[START]

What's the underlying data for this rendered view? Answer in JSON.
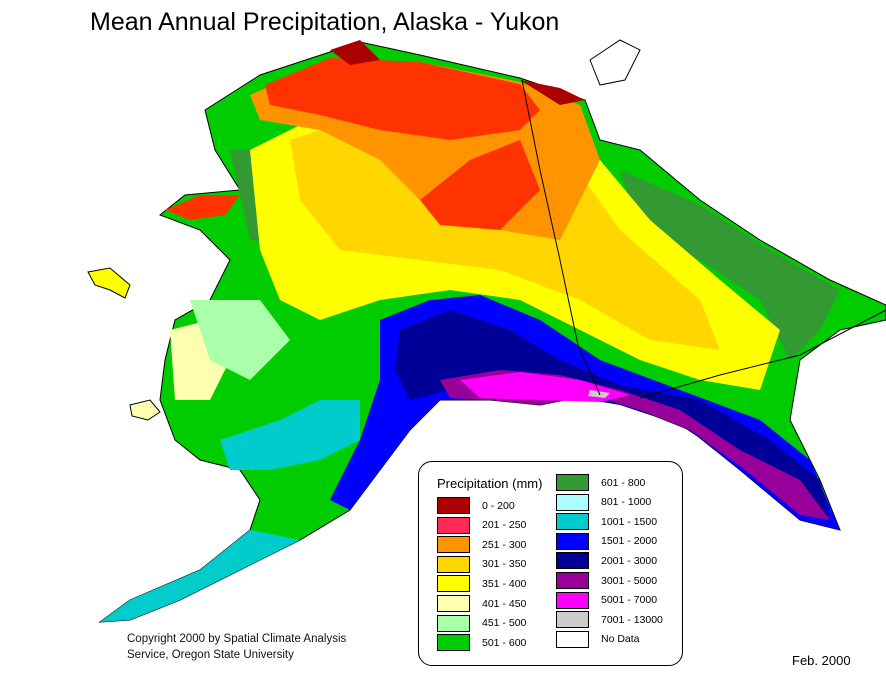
{
  "title": "Mean Annual Precipitation, Alaska - Yukon",
  "legend": {
    "title": "Precipitation (mm)",
    "items": [
      {
        "label": "0 - 200",
        "color": "#aa0000"
      },
      {
        "label": "201 - 250",
        "color": "#ff2a55"
      },
      {
        "label": "251 - 300",
        "color": "#ff9400"
      },
      {
        "label": "301 - 350",
        "color": "#ffd600"
      },
      {
        "label": "351 - 400",
        "color": "#ffff00"
      },
      {
        "label": "401 - 450",
        "color": "#ffffb0"
      },
      {
        "label": "451 - 500",
        "color": "#aaffaa"
      },
      {
        "label": "501 - 600",
        "color": "#00cc00"
      },
      {
        "label": "601 - 800",
        "color": "#339933"
      },
      {
        "label": "801 - 1000",
        "color": "#aaffff"
      },
      {
        "label": "1001 - 1500",
        "color": "#00cccc"
      },
      {
        "label": "1501 - 2000",
        "color": "#0000ff"
      },
      {
        "label": "2001 - 3000",
        "color": "#000099"
      },
      {
        "label": "3001 - 5000",
        "color": "#990099"
      },
      {
        "label": "5001 - 7000",
        "color": "#ff00ff"
      },
      {
        "label": "7001 - 13000",
        "color": "#cccccc"
      },
      {
        "label": "No Data",
        "color": "#ffffff"
      }
    ]
  },
  "copyright": {
    "line1": "Copyright 2000 by Spatial Climate Analysis",
    "line2": "Service, Oregon State University"
  },
  "date": "Feb. 2000"
}
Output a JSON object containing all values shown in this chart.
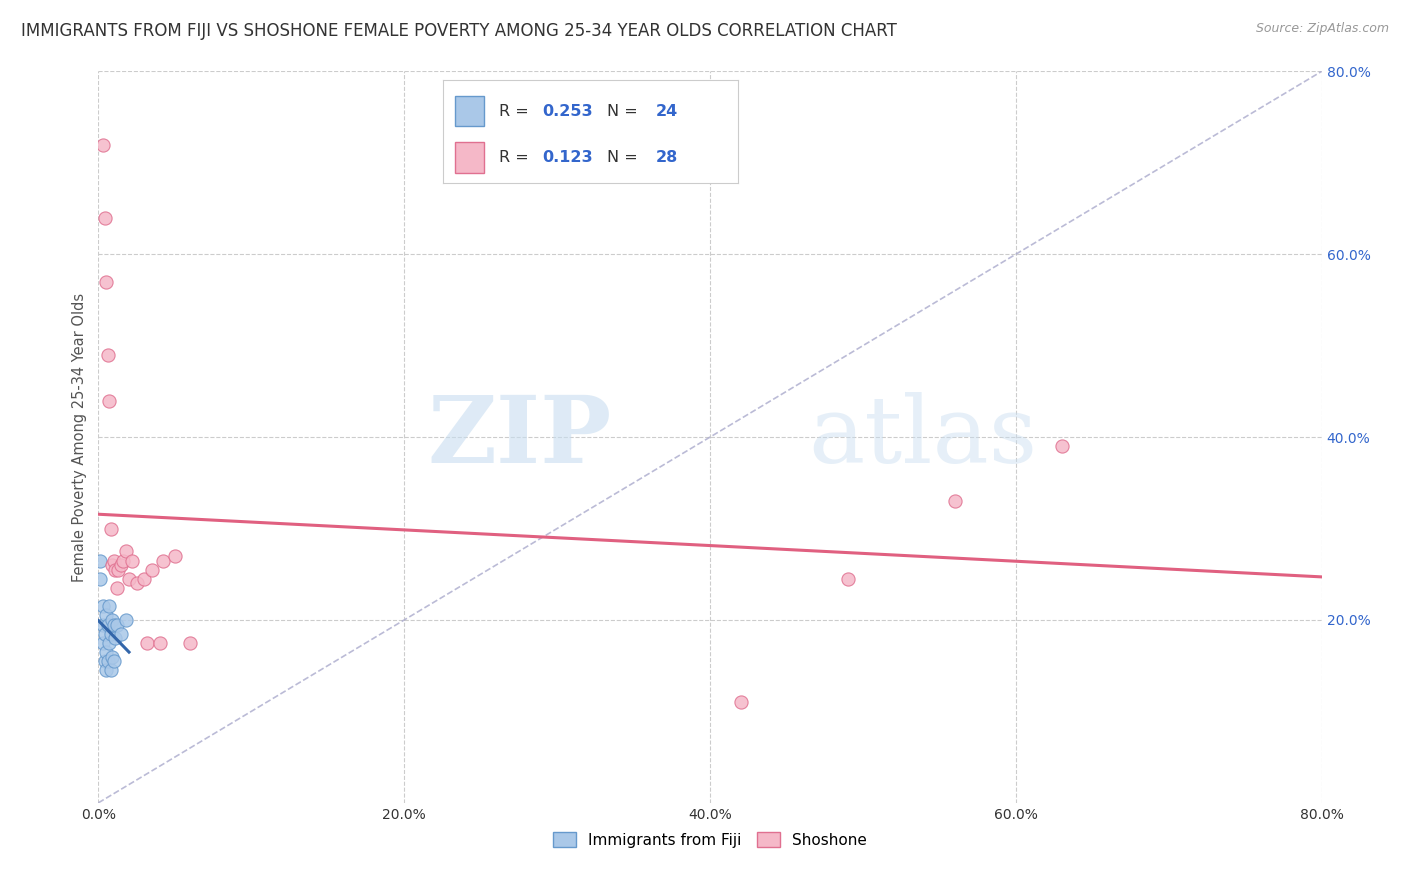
{
  "title": "IMMIGRANTS FROM FIJI VS SHOSHONE FEMALE POVERTY AMONG 25-34 YEAR OLDS CORRELATION CHART",
  "source": "Source: ZipAtlas.com",
  "ylabel": "Female Poverty Among 25-34 Year Olds",
  "xlim": [
    0.0,
    0.8
  ],
  "ylim": [
    0.0,
    0.8
  ],
  "xtick_labels": [
    "0.0%",
    "",
    "20.0%",
    "",
    "40.0%",
    "",
    "60.0%",
    "",
    "80.0%"
  ],
  "xtick_vals": [
    0.0,
    0.1,
    0.2,
    0.3,
    0.4,
    0.5,
    0.6,
    0.7,
    0.8
  ],
  "ytick_labels": [
    "20.0%",
    "40.0%",
    "60.0%",
    "80.0%"
  ],
  "ytick_vals": [
    0.2,
    0.4,
    0.6,
    0.8
  ],
  "fiji_color": "#aac8e8",
  "fiji_edge_color": "#6699cc",
  "shoshone_color": "#f5b8c8",
  "shoshone_edge_color": "#e07090",
  "fiji_R": 0.253,
  "fiji_N": 24,
  "shoshone_R": 0.123,
  "shoshone_N": 28,
  "legend_label_fiji": "Immigrants from Fiji",
  "legend_label_shoshone": "Shoshone",
  "watermark_zip": "ZIP",
  "watermark_atlas": "atlas",
  "fiji_x": [
    0.001,
    0.001,
    0.003,
    0.003,
    0.003,
    0.004,
    0.004,
    0.005,
    0.005,
    0.005,
    0.006,
    0.006,
    0.007,
    0.007,
    0.008,
    0.008,
    0.009,
    0.009,
    0.01,
    0.01,
    0.011,
    0.012,
    0.015,
    0.018
  ],
  "fiji_y": [
    0.245,
    0.265,
    0.175,
    0.195,
    0.215,
    0.155,
    0.185,
    0.145,
    0.165,
    0.205,
    0.155,
    0.195,
    0.175,
    0.215,
    0.145,
    0.185,
    0.16,
    0.2,
    0.155,
    0.195,
    0.18,
    0.195,
    0.185,
    0.2
  ],
  "shoshone_x": [
    0.003,
    0.004,
    0.005,
    0.006,
    0.007,
    0.008,
    0.009,
    0.01,
    0.011,
    0.012,
    0.013,
    0.015,
    0.016,
    0.018,
    0.02,
    0.022,
    0.025,
    0.03,
    0.032,
    0.035,
    0.04,
    0.042,
    0.05,
    0.06,
    0.42,
    0.49,
    0.56,
    0.63
  ],
  "shoshone_y": [
    0.72,
    0.64,
    0.57,
    0.49,
    0.44,
    0.3,
    0.26,
    0.265,
    0.255,
    0.235,
    0.255,
    0.26,
    0.265,
    0.275,
    0.245,
    0.265,
    0.24,
    0.245,
    0.175,
    0.255,
    0.175,
    0.265,
    0.27,
    0.175,
    0.11,
    0.245,
    0.33,
    0.39
  ],
  "title_fontsize": 12,
  "axis_label_fontsize": 10.5,
  "tick_fontsize": 10,
  "marker_size": 90,
  "background_color": "#ffffff",
  "grid_color": "#cccccc",
  "diag_line_color": "#aaaacc",
  "fiji_line_color": "#3366aa",
  "shoshone_line_color": "#e06080",
  "legend_R_color": "#3366cc",
  "legend_N_color": "#3366cc"
}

[END]

Leave out all images, then reproduce the entries above exactly.

What's the underlying data for this rendered view? Answer in JSON.
{
  "title": "Mean Annual Precipitation, Alaska - Yukon",
  "legend": {
    "title": "Precipitation (mm)",
    "items": [
      {
        "label": "0 - 200",
        "color": "#aa0000"
      },
      {
        "label": "201 - 250",
        "color": "#ff2a55"
      },
      {
        "label": "251 - 300",
        "color": "#ff9400"
      },
      {
        "label": "301 - 350",
        "color": "#ffd600"
      },
      {
        "label": "351 - 400",
        "color": "#ffff00"
      },
      {
        "label": "401 - 450",
        "color": "#ffffb0"
      },
      {
        "label": "451 - 500",
        "color": "#aaffaa"
      },
      {
        "label": "501 - 600",
        "color": "#00cc00"
      },
      {
        "label": "601 - 800",
        "color": "#339933"
      },
      {
        "label": "801 - 1000",
        "color": "#aaffff"
      },
      {
        "label": "1001 - 1500",
        "color": "#00cccc"
      },
      {
        "label": "1501 - 2000",
        "color": "#0000ff"
      },
      {
        "label": "2001 - 3000",
        "color": "#000099"
      },
      {
        "label": "3001 - 5000",
        "color": "#990099"
      },
      {
        "label": "5001 - 7000",
        "color": "#ff00ff"
      },
      {
        "label": "7001 - 13000",
        "color": "#cccccc"
      },
      {
        "label": "No Data",
        "color": "#ffffff"
      }
    ]
  },
  "copyright": {
    "line1": "Copyright 2000 by Spatial Climate Analysis",
    "line2": "Service, Oregon State University"
  },
  "date": "Feb. 2000"
}
Output a JSON object containing all values shown in this chart.
{
  "title": "IMMIGRANTS FROM FIJI VS SHOSHONE FEMALE POVERTY AMONG 25-34 YEAR OLDS CORRELATION CHART",
  "source": "Source: ZipAtlas.com",
  "ylabel": "Female Poverty Among 25-34 Year Olds",
  "xlim": [
    0.0,
    0.8
  ],
  "ylim": [
    0.0,
    0.8
  ],
  "xtick_labels": [
    "0.0%",
    "",
    "20.0%",
    "",
    "40.0%",
    "",
    "60.0%",
    "",
    "80.0%"
  ],
  "xtick_vals": [
    0.0,
    0.1,
    0.2,
    0.3,
    0.4,
    0.5,
    0.6,
    0.7,
    0.8
  ],
  "ytick_labels": [
    "20.0%",
    "40.0%",
    "60.0%",
    "80.0%"
  ],
  "ytick_vals": [
    0.2,
    0.4,
    0.6,
    0.8
  ],
  "fiji_color": "#aac8e8",
  "fiji_edge_color": "#6699cc",
  "shoshone_color": "#f5b8c8",
  "shoshone_edge_color": "#e07090",
  "fiji_R": 0.253,
  "fiji_N": 24,
  "shoshone_R": 0.123,
  "shoshone_N": 28,
  "legend_label_fiji": "Immigrants from Fiji",
  "legend_label_shoshone": "Shoshone",
  "watermark_zip": "ZIP",
  "watermark_atlas": "atlas",
  "fiji_x": [
    0.001,
    0.001,
    0.003,
    0.003,
    0.003,
    0.004,
    0.004,
    0.005,
    0.005,
    0.005,
    0.006,
    0.006,
    0.007,
    0.007,
    0.008,
    0.008,
    0.009,
    0.009,
    0.01,
    0.01,
    0.011,
    0.012,
    0.015,
    0.018
  ],
  "fiji_y": [
    0.245,
    0.265,
    0.175,
    0.195,
    0.215,
    0.155,
    0.185,
    0.145,
    0.165,
    0.205,
    0.155,
    0.195,
    0.175,
    0.215,
    0.145,
    0.185,
    0.16,
    0.2,
    0.155,
    0.195,
    0.18,
    0.195,
    0.185,
    0.2
  ],
  "shoshone_x": [
    0.003,
    0.004,
    0.005,
    0.006,
    0.007,
    0.008,
    0.009,
    0.01,
    0.011,
    0.012,
    0.013,
    0.015,
    0.016,
    0.018,
    0.02,
    0.022,
    0.025,
    0.03,
    0.032,
    0.035,
    0.04,
    0.042,
    0.05,
    0.06,
    0.42,
    0.49,
    0.56,
    0.63
  ],
  "shoshone_y": [
    0.72,
    0.64,
    0.57,
    0.49,
    0.44,
    0.3,
    0.26,
    0.265,
    0.255,
    0.235,
    0.255,
    0.26,
    0.265,
    0.275,
    0.245,
    0.265,
    0.24,
    0.245,
    0.175,
    0.255,
    0.175,
    0.265,
    0.27,
    0.175,
    0.11,
    0.245,
    0.33,
    0.39
  ],
  "title_fontsize": 12,
  "axis_label_fontsize": 10.5,
  "tick_fontsize": 10,
  "marker_size": 90,
  "background_color": "#ffffff",
  "grid_color": "#cccccc",
  "diag_line_color": "#aaaacc",
  "fiji_line_color": "#3366aa",
  "shoshone_line_color": "#e06080",
  "legend_R_color": "#3366cc",
  "legend_N_color": "#3366cc"
}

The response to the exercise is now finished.